Exercise requirements ▸
Reproduce the listing below exactly. Pictures do not belong in the copy.

[Dataset records on visual material]
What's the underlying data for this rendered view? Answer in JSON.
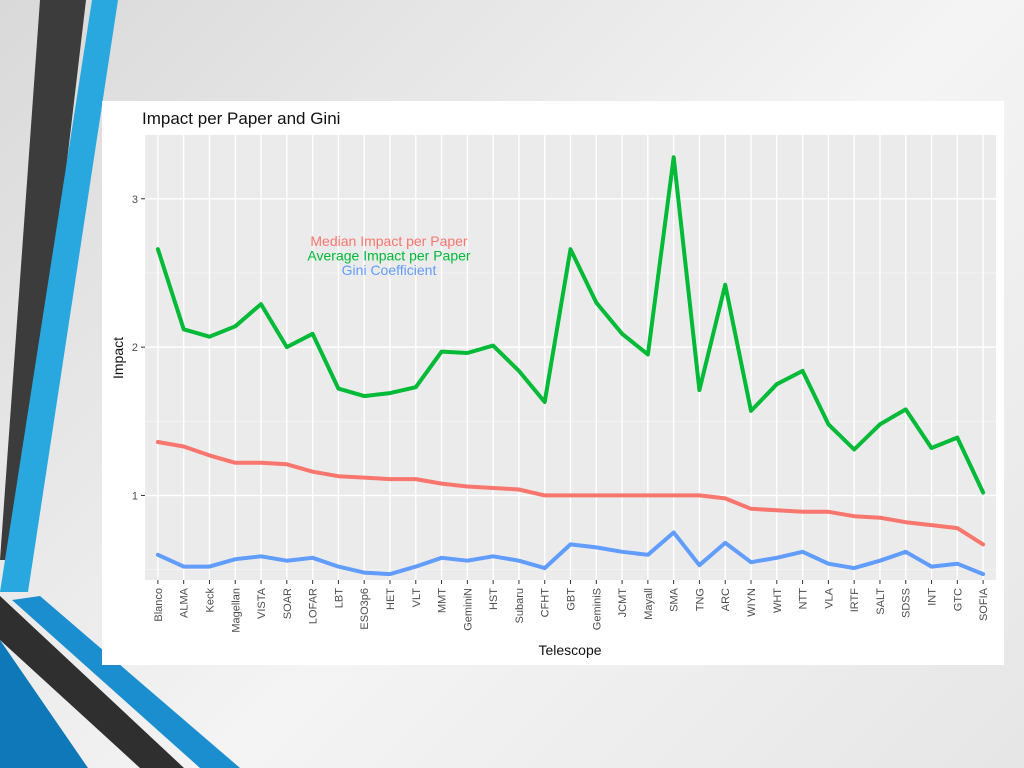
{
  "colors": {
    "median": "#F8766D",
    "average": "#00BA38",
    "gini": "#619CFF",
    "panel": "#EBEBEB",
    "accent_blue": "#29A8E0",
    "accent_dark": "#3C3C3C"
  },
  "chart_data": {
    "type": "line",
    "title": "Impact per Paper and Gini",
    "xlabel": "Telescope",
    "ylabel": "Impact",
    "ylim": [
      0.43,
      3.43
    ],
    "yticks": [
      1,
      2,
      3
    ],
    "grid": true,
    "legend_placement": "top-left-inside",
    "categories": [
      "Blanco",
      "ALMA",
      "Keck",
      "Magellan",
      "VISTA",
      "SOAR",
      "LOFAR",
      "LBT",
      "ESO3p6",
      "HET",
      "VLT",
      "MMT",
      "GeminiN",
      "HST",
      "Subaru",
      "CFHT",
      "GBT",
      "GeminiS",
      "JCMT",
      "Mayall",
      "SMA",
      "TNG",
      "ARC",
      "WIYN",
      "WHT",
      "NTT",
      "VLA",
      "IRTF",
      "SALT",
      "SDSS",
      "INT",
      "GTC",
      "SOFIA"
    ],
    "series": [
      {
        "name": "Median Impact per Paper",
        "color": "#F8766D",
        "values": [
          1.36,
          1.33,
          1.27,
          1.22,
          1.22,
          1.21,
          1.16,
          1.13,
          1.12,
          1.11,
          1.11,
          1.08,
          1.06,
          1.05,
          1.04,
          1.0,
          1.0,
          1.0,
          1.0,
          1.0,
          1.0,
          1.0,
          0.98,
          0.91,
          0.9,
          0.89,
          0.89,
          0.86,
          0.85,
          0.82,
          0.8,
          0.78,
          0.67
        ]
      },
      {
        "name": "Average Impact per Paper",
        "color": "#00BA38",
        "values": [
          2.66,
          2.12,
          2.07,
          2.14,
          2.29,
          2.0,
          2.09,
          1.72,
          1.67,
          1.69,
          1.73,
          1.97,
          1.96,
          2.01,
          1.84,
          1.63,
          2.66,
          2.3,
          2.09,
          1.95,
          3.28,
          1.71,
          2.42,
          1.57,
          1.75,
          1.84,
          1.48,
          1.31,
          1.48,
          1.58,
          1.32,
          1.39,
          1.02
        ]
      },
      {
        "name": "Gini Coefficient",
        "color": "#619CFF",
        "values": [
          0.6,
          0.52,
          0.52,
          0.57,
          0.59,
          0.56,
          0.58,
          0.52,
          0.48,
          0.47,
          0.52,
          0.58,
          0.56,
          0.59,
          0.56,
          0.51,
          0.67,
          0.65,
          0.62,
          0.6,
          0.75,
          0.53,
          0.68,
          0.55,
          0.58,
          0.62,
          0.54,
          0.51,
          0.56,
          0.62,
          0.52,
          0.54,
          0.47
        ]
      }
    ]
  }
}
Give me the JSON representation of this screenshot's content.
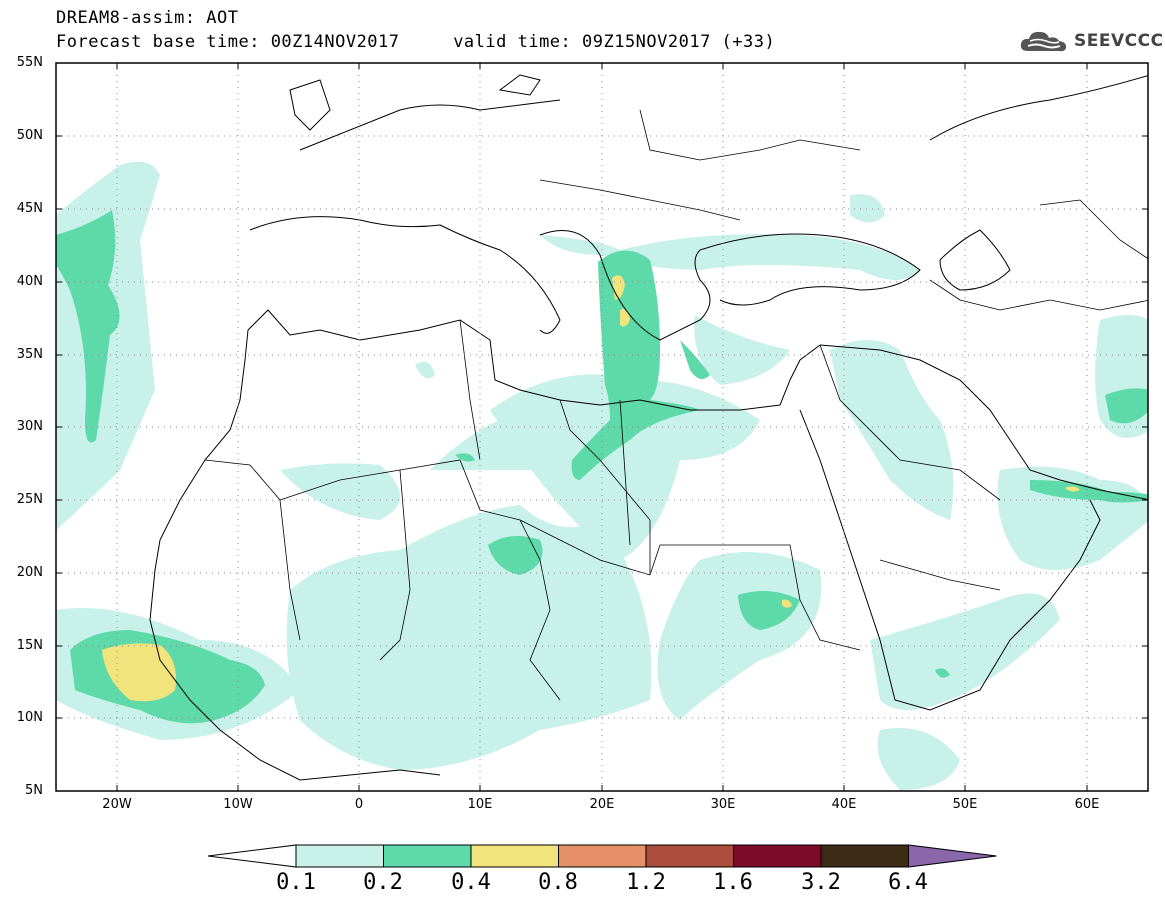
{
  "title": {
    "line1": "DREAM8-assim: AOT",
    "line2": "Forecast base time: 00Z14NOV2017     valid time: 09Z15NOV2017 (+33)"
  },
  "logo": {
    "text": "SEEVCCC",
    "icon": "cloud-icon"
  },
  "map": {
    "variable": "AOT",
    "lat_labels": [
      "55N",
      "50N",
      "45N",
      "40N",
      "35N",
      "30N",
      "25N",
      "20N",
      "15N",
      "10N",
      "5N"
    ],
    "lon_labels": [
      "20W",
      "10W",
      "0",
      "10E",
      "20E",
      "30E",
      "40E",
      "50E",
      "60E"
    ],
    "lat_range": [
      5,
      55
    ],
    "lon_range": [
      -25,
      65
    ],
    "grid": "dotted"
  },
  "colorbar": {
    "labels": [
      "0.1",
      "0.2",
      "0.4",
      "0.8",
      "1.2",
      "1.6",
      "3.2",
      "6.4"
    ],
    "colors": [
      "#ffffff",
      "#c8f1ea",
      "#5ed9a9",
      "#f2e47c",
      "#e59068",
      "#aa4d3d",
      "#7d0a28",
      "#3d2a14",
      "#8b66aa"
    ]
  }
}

Exercise response ▸
What's the underlying data for this rendered view? Answer in JSON.
{
  "colors": {
    "median": "#F8766D",
    "average": "#00BA38",
    "gini": "#619CFF",
    "panel": "#EBEBEB",
    "accent_blue": "#29A8E0",
    "accent_dark": "#3C3C3C"
  },
  "chart_data": {
    "type": "line",
    "title": "Impact per Paper and Gini",
    "xlabel": "Telescope",
    "ylabel": "Impact",
    "ylim": [
      0.43,
      3.43
    ],
    "yticks": [
      1,
      2,
      3
    ],
    "grid": true,
    "legend_placement": "top-left-inside",
    "categories": [
      "Blanco",
      "ALMA",
      "Keck",
      "Magellan",
      "VISTA",
      "SOAR",
      "LOFAR",
      "LBT",
      "ESO3p6",
      "HET",
      "VLT",
      "MMT",
      "GeminiN",
      "HST",
      "Subaru",
      "CFHT",
      "GBT",
      "GeminiS",
      "JCMT",
      "Mayall",
      "SMA",
      "TNG",
      "ARC",
      "WIYN",
      "WHT",
      "NTT",
      "VLA",
      "IRTF",
      "SALT",
      "SDSS",
      "INT",
      "GTC",
      "SOFIA"
    ],
    "series": [
      {
        "name": "Median Impact per Paper",
        "color": "#F8766D",
        "values": [
          1.36,
          1.33,
          1.27,
          1.22,
          1.22,
          1.21,
          1.16,
          1.13,
          1.12,
          1.11,
          1.11,
          1.08,
          1.06,
          1.05,
          1.04,
          1.0,
          1.0,
          1.0,
          1.0,
          1.0,
          1.0,
          1.0,
          0.98,
          0.91,
          0.9,
          0.89,
          0.89,
          0.86,
          0.85,
          0.82,
          0.8,
          0.78,
          0.67
        ]
      },
      {
        "name": "Average Impact per Paper",
        "color": "#00BA38",
        "values": [
          2.66,
          2.12,
          2.07,
          2.14,
          2.29,
          2.0,
          2.09,
          1.72,
          1.67,
          1.69,
          1.73,
          1.97,
          1.96,
          2.01,
          1.84,
          1.63,
          2.66,
          2.3,
          2.09,
          1.95,
          3.28,
          1.71,
          2.42,
          1.57,
          1.75,
          1.84,
          1.48,
          1.31,
          1.48,
          1.58,
          1.32,
          1.39,
          1.02
        ]
      },
      {
        "name": "Gini Coefficient",
        "color": "#619CFF",
        "values": [
          0.6,
          0.52,
          0.52,
          0.57,
          0.59,
          0.56,
          0.58,
          0.52,
          0.48,
          0.47,
          0.52,
          0.58,
          0.56,
          0.59,
          0.56,
          0.51,
          0.67,
          0.65,
          0.62,
          0.6,
          0.75,
          0.53,
          0.68,
          0.55,
          0.58,
          0.62,
          0.54,
          0.51,
          0.56,
          0.62,
          0.52,
          0.54,
          0.47
        ]
      }
    ]
  }
}
Give me the JSON representation of this screenshot's content.
{
  "title": {
    "line1": "DREAM8-assim: AOT",
    "line2": "Forecast base time: 00Z14NOV2017     valid time: 09Z15NOV2017 (+33)"
  },
  "logo": {
    "text": "SEEVCCC",
    "icon": "cloud-icon"
  },
  "map": {
    "variable": "AOT",
    "lat_labels": [
      "55N",
      "50N",
      "45N",
      "40N",
      "35N",
      "30N",
      "25N",
      "20N",
      "15N",
      "10N",
      "5N"
    ],
    "lon_labels": [
      "20W",
      "10W",
      "0",
      "10E",
      "20E",
      "30E",
      "40E",
      "50E",
      "60E"
    ],
    "lat_range": [
      5,
      55
    ],
    "lon_range": [
      -25,
      65
    ],
    "grid": "dotted"
  },
  "colorbar": {
    "labels": [
      "0.1",
      "0.2",
      "0.4",
      "0.8",
      "1.2",
      "1.6",
      "3.2",
      "6.4"
    ],
    "colors": [
      "#ffffff",
      "#c8f1ea",
      "#5ed9a9",
      "#f2e47c",
      "#e59068",
      "#aa4d3d",
      "#7d0a28",
      "#3d2a14",
      "#8b66aa"
    ]
  }
}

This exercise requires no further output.